**TO DO**
Skip the pictures. Copy all the rest of the records down exactly.

○ ○ ○

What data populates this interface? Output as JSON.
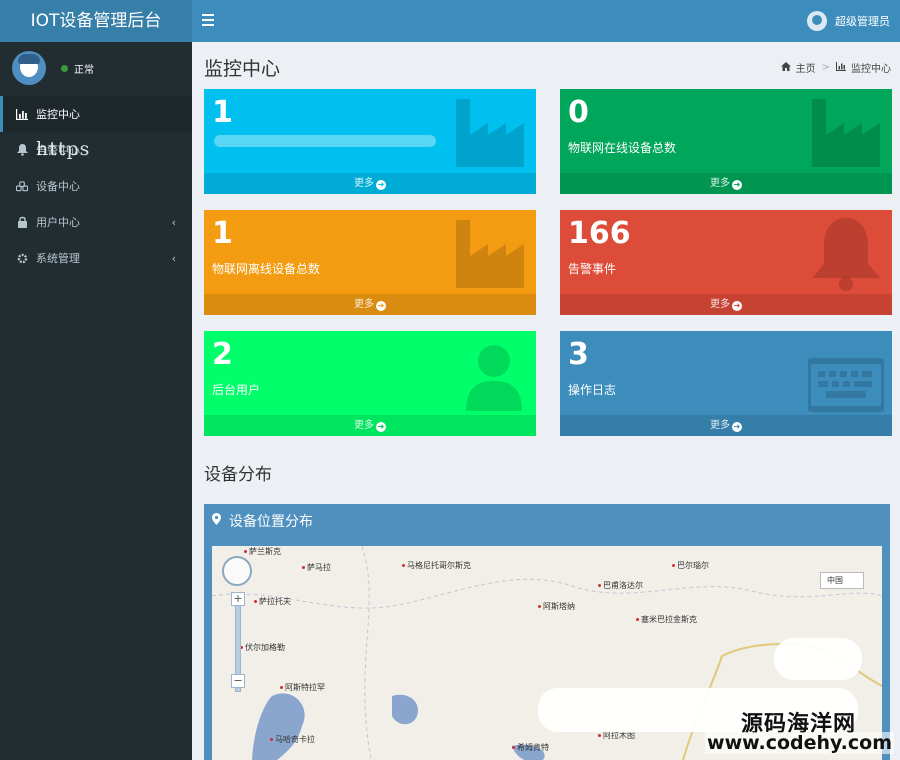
{
  "header": {
    "app_title": "IOT设备管理后台",
    "user_name": "超级管理员"
  },
  "sidebar": {
    "status": "正常",
    "watermark": "https",
    "items": [
      {
        "label": "监控中心",
        "icon": "bar-chart-icon",
        "active": true
      },
      {
        "label": "告警中心",
        "icon": "bell-icon",
        "active": false
      },
      {
        "label": "设备中心",
        "icon": "cubes-icon",
        "active": false
      },
      {
        "label": "用户中心",
        "icon": "lock-icon",
        "active": false,
        "has_children": true
      },
      {
        "label": "系统管理",
        "icon": "gear-icon",
        "active": false,
        "has_children": true
      }
    ]
  },
  "page": {
    "title": "监控中心",
    "breadcrumb": {
      "home": "主页",
      "current": "监控中心"
    }
  },
  "stats": [
    {
      "value": "1",
      "label": "",
      "color": "#00c0ef",
      "icon": "industry-icon",
      "more": "更多"
    },
    {
      "value": "0",
      "label": "物联网在线设备总数",
      "color": "#00a65a",
      "icon": "industry-icon",
      "more": "更多"
    },
    {
      "value": "1",
      "label": "物联网离线设备总数",
      "color": "#f39c12",
      "icon": "industry-icon",
      "more": "更多"
    },
    {
      "value": "166",
      "label": "告警事件",
      "color": "#dd4b39",
      "icon": "bell-icon",
      "more": "更多"
    },
    {
      "value": "2",
      "label": "后台用户",
      "color": "#00ff6a",
      "icon": "user-icon",
      "more": "更多"
    },
    {
      "value": "3",
      "label": "操作日志",
      "color": "#3c8dbc",
      "icon": "keyboard-icon",
      "more": "更多"
    }
  ],
  "distribution": {
    "section_title": "设备分布",
    "map_title": "设备位置分布",
    "map_type": "中国",
    "cities": [
      "萨兰斯克",
      "萨马拉",
      "马格尼托哥尔斯克",
      "巴尔瑙尔",
      "巴甫洛达尔",
      "萨拉托夫",
      "阿斯塔纳",
      "塞米巴拉金斯克",
      "伏尔加格勒",
      "阿斯特拉罕",
      "马哈奇卡拉",
      "希姆肯特",
      "阿拉木图"
    ]
  },
  "watermark": {
    "cn": "源码海洋网",
    "en": "www.codehy.com"
  }
}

○ ○ ○

**OUTPUT**
What data populates this interface? Output as JSON.
{
  "header": {
    "app_title": "IOT设备管理后台",
    "user_name": "超级管理员"
  },
  "sidebar": {
    "status": "正常",
    "watermark": "https",
    "items": [
      {
        "label": "监控中心",
        "icon": "bar-chart-icon",
        "active": true
      },
      {
        "label": "告警中心",
        "icon": "bell-icon",
        "active": false
      },
      {
        "label": "设备中心",
        "icon": "cubes-icon",
        "active": false
      },
      {
        "label": "用户中心",
        "icon": "lock-icon",
        "active": false,
        "has_children": true
      },
      {
        "label": "系统管理",
        "icon": "gear-icon",
        "active": false,
        "has_children": true
      }
    ]
  },
  "page": {
    "title": "监控中心",
    "breadcrumb": {
      "home": "主页",
      "current": "监控中心"
    }
  },
  "stats": [
    {
      "value": "1",
      "label": "",
      "color": "#00c0ef",
      "icon": "industry-icon",
      "more": "更多"
    },
    {
      "value": "0",
      "label": "物联网在线设备总数",
      "color": "#00a65a",
      "icon": "industry-icon",
      "more": "更多"
    },
    {
      "value": "1",
      "label": "物联网离线设备总数",
      "color": "#f39c12",
      "icon": "industry-icon",
      "more": "更多"
    },
    {
      "value": "166",
      "label": "告警事件",
      "color": "#dd4b39",
      "icon": "bell-icon",
      "more": "更多"
    },
    {
      "value": "2",
      "label": "后台用户",
      "color": "#00ff6a",
      "icon": "user-icon",
      "more": "更多"
    },
    {
      "value": "3",
      "label": "操作日志",
      "color": "#3c8dbc",
      "icon": "keyboard-icon",
      "more": "更多"
    }
  ],
  "distribution": {
    "section_title": "设备分布",
    "map_title": "设备位置分布",
    "map_type": "中国",
    "cities": [
      "萨兰斯克",
      "萨马拉",
      "马格尼托哥尔斯克",
      "巴尔瑙尔",
      "巴甫洛达尔",
      "萨拉托夫",
      "阿斯塔纳",
      "塞米巴拉金斯克",
      "伏尔加格勒",
      "阿斯特拉罕",
      "马哈奇卡拉",
      "希姆肯特",
      "阿拉木图"
    ]
  },
  "watermark": {
    "cn": "源码海洋网",
    "en": "www.codehy.com"
  }
}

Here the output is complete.